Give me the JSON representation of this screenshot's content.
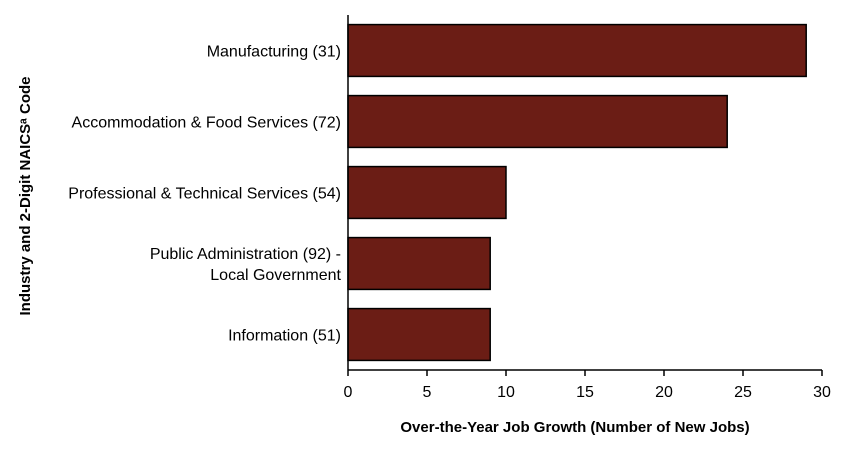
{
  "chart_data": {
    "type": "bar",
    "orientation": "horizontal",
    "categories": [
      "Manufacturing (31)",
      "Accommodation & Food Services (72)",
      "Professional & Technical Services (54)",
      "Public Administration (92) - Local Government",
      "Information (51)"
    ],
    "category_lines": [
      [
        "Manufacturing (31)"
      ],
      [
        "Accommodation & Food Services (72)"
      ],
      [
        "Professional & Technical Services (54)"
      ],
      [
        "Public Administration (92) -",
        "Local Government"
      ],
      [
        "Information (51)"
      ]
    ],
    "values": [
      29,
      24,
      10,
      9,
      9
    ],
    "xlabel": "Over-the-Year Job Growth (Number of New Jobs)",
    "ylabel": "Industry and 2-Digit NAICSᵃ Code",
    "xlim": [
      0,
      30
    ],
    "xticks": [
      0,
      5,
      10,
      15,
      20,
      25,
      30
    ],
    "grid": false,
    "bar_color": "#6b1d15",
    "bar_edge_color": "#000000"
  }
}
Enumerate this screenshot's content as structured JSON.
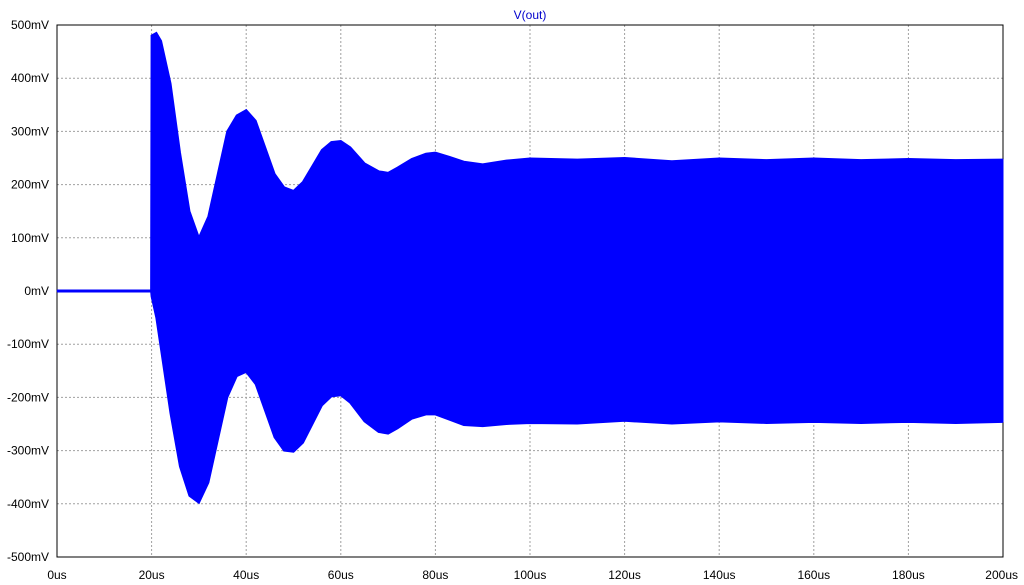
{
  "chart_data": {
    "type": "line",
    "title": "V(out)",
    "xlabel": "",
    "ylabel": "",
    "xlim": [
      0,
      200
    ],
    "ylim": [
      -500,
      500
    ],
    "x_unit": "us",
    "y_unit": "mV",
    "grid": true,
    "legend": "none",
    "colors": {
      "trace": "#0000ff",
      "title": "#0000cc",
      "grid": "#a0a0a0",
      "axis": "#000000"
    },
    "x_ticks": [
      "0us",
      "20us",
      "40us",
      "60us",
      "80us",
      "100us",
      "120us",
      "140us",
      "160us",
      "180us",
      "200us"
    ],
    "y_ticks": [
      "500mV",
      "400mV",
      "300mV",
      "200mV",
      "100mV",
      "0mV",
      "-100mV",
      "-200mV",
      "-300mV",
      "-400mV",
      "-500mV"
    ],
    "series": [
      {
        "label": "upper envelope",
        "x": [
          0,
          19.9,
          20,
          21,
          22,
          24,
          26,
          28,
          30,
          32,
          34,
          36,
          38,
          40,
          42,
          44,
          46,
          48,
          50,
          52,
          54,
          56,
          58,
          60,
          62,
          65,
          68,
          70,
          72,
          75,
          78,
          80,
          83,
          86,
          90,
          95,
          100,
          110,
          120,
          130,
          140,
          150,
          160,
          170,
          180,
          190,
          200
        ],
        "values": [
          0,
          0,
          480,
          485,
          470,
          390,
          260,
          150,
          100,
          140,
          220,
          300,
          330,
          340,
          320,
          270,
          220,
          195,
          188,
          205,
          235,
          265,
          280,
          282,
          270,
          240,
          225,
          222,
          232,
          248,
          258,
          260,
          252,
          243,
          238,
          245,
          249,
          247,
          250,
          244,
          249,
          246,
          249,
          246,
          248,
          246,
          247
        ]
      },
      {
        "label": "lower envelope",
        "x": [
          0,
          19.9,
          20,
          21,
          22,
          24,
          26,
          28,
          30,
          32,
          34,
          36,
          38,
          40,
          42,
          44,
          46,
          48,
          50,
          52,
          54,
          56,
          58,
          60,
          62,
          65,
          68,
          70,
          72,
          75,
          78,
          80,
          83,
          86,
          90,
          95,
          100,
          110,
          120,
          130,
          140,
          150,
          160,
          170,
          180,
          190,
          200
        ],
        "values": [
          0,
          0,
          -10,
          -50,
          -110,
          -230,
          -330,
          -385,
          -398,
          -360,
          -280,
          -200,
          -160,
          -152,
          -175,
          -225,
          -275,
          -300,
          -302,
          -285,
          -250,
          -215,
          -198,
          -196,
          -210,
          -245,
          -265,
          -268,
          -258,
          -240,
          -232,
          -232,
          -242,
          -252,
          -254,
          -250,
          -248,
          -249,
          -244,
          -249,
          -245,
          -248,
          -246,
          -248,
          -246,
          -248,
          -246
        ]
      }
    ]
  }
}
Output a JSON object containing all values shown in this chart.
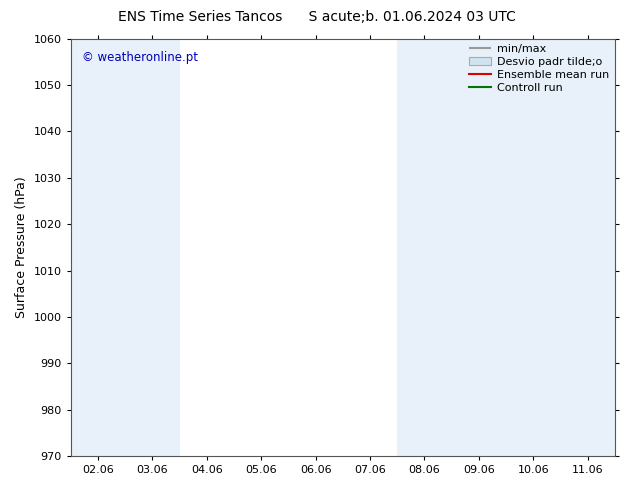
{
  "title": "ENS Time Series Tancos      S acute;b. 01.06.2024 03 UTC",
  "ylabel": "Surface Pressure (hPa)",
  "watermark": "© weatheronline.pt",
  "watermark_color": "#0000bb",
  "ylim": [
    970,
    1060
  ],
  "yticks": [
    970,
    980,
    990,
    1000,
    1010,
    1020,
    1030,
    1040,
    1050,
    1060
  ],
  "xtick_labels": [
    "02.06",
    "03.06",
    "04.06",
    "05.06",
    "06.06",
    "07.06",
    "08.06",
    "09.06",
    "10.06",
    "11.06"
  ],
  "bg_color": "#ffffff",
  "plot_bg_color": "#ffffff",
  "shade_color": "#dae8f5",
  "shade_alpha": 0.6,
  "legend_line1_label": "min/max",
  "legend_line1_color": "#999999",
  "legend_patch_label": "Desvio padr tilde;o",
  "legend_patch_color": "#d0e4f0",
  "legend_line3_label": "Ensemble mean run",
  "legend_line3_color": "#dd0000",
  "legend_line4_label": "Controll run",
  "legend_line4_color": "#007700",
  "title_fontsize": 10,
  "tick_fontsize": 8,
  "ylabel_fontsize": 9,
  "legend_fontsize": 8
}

Your instructions. Out of the material above, select every line that holds the string "Professional".

Result below.
      "Professional & Technical Services (54)",
        "Professional & Technical Services (54)"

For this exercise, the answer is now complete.